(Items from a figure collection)
☆ ☆ ☆ ☆

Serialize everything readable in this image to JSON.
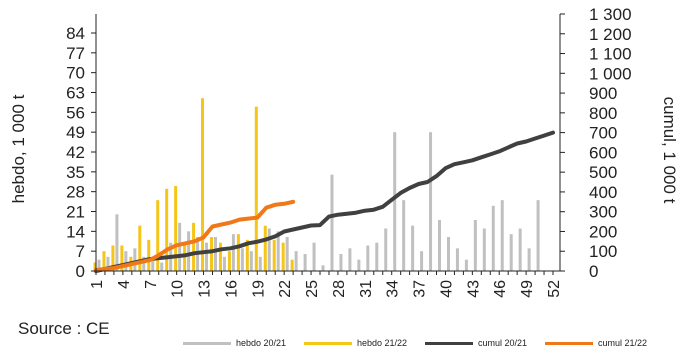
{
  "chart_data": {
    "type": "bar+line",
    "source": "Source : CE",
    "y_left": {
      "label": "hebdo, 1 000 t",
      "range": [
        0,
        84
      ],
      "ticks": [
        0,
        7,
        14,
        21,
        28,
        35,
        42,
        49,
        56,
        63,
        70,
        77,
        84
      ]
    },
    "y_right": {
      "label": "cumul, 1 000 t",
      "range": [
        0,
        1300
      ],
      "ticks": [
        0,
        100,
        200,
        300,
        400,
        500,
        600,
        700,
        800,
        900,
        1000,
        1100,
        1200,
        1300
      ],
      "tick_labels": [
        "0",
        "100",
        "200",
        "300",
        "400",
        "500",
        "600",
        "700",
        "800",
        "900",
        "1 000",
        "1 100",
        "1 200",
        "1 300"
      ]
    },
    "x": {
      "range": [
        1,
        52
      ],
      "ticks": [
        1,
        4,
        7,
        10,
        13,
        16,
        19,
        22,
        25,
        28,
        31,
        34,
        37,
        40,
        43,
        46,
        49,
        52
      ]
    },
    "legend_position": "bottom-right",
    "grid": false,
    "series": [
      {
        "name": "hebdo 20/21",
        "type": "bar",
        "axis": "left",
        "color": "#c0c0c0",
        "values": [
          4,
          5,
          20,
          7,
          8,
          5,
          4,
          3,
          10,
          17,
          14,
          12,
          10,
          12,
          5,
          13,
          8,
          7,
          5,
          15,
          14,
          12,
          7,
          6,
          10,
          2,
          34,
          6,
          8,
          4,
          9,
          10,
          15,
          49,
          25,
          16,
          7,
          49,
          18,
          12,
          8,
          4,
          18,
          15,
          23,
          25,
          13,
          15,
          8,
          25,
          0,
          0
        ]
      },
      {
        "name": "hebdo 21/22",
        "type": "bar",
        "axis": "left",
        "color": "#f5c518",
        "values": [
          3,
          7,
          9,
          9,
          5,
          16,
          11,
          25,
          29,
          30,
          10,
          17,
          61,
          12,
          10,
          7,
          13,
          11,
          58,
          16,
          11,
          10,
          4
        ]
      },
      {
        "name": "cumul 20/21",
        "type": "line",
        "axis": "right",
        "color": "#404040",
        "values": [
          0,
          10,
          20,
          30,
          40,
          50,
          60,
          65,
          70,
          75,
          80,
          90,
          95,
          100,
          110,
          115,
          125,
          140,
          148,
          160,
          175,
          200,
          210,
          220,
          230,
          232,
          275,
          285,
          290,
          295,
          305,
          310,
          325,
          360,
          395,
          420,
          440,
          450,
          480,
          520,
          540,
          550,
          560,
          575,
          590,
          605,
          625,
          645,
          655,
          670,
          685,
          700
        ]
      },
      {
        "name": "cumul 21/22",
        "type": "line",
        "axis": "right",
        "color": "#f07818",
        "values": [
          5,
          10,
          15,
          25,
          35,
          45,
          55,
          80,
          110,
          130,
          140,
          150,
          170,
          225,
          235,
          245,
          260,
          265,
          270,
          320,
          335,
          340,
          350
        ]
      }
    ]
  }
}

☆ ☆ ☆ ☆

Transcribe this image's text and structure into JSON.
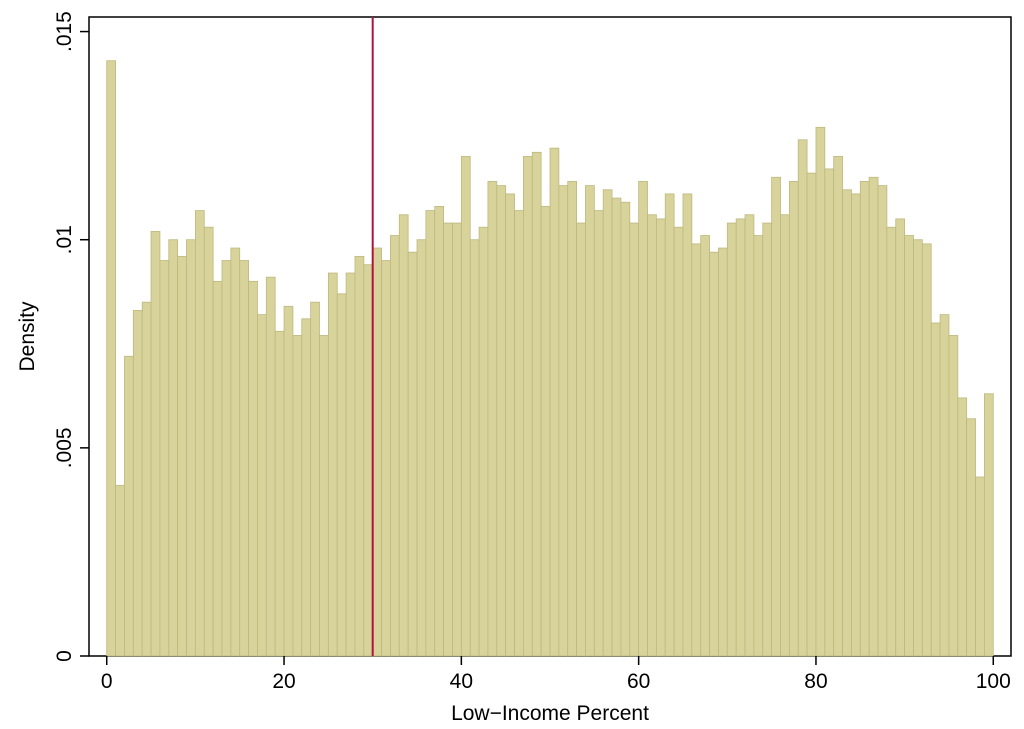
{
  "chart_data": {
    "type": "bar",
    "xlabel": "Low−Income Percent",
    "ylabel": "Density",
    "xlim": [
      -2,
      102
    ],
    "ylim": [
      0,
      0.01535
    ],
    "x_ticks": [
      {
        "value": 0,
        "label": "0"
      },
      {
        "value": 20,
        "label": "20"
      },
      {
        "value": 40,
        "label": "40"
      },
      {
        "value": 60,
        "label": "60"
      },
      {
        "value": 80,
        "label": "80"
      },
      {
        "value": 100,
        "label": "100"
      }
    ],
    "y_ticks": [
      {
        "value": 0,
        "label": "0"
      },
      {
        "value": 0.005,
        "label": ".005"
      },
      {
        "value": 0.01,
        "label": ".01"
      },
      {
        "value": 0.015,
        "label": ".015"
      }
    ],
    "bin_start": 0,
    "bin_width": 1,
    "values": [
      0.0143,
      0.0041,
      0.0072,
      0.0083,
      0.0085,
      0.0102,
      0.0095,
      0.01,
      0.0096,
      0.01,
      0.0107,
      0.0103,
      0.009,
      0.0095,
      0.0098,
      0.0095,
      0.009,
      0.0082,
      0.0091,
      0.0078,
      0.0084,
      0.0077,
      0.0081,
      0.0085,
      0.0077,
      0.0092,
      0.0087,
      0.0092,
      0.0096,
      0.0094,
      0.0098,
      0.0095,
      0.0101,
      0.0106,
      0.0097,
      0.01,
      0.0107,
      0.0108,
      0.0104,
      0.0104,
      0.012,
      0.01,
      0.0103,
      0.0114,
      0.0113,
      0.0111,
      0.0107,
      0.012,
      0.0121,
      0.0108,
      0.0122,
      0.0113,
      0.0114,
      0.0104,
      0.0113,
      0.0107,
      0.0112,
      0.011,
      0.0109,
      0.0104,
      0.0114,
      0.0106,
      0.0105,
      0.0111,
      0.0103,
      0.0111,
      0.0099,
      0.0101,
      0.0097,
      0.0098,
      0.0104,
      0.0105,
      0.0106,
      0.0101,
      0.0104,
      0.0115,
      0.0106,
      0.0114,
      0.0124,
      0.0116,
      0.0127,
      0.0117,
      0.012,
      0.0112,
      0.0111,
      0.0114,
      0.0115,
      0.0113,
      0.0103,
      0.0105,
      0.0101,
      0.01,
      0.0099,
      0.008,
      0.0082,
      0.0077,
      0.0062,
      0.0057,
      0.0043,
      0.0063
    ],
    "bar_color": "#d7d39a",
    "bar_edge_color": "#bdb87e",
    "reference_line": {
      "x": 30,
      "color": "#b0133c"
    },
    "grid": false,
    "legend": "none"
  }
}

☆ ☆ ☆ ☆

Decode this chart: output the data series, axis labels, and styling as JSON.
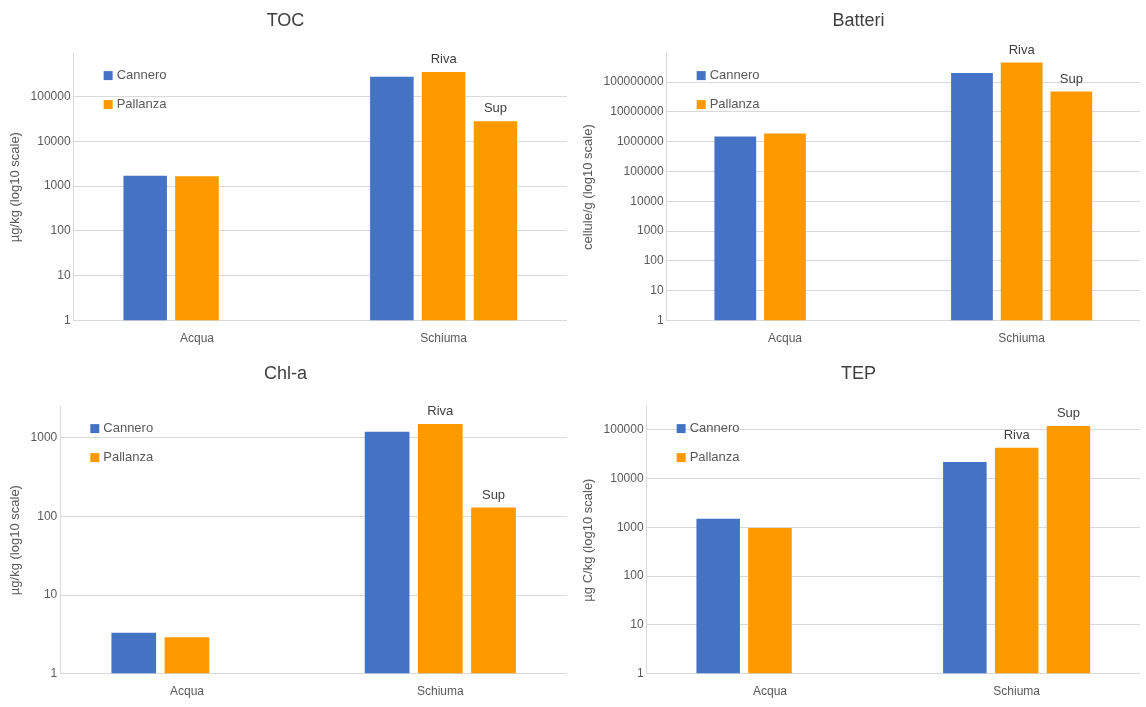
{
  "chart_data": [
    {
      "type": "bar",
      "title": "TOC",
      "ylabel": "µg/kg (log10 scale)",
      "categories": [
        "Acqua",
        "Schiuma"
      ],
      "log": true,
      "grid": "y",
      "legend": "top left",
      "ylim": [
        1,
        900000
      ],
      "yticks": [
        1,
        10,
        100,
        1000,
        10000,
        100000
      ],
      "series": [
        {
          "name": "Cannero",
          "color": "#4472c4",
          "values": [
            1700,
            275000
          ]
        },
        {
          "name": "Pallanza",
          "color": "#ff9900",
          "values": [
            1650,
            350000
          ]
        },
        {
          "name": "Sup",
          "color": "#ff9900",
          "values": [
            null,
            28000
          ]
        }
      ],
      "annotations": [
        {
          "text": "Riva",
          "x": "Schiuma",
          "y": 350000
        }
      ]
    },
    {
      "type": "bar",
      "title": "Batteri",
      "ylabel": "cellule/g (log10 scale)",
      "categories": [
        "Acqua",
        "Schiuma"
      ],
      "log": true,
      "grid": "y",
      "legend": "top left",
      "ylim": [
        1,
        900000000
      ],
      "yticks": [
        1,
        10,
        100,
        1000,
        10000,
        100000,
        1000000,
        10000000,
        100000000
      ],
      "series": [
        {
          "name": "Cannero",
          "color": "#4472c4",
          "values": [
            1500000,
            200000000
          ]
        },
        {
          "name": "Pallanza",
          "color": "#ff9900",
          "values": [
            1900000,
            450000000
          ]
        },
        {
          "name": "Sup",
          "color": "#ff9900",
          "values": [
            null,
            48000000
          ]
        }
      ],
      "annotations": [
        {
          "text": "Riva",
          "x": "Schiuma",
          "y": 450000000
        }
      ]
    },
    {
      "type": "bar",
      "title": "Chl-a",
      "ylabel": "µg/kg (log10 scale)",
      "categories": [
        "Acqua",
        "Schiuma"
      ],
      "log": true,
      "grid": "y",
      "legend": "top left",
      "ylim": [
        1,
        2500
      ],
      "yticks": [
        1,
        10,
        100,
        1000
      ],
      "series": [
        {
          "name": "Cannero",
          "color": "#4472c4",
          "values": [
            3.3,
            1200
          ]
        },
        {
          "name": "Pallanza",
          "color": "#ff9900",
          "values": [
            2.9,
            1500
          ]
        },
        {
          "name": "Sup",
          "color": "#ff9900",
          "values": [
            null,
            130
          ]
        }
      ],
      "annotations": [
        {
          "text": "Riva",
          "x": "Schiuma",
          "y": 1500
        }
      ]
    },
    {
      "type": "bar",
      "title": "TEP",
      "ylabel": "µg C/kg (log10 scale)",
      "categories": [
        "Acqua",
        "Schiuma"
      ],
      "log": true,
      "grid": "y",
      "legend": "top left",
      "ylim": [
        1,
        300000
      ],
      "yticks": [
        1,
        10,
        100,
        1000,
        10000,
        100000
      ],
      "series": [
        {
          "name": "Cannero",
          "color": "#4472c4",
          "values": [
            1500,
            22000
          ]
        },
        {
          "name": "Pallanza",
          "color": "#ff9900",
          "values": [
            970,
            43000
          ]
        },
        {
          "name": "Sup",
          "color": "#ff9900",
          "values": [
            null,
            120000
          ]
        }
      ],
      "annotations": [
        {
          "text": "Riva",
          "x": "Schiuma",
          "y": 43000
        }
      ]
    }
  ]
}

☆ ☆ ☆ ☆

• Work to do:
For each line of the listing that holds the word "ylabel", show that line.

• Solution to the exercise:
    "ylabel": "Density",
      "ylabel": "µg/kg (log10 scale)",
      "ylabel": "cellule/g (log10 scale)",
      "ylabel": "µg/kg (log10 scale)",
      "ylabel": "µg C/kg (log10 scale)",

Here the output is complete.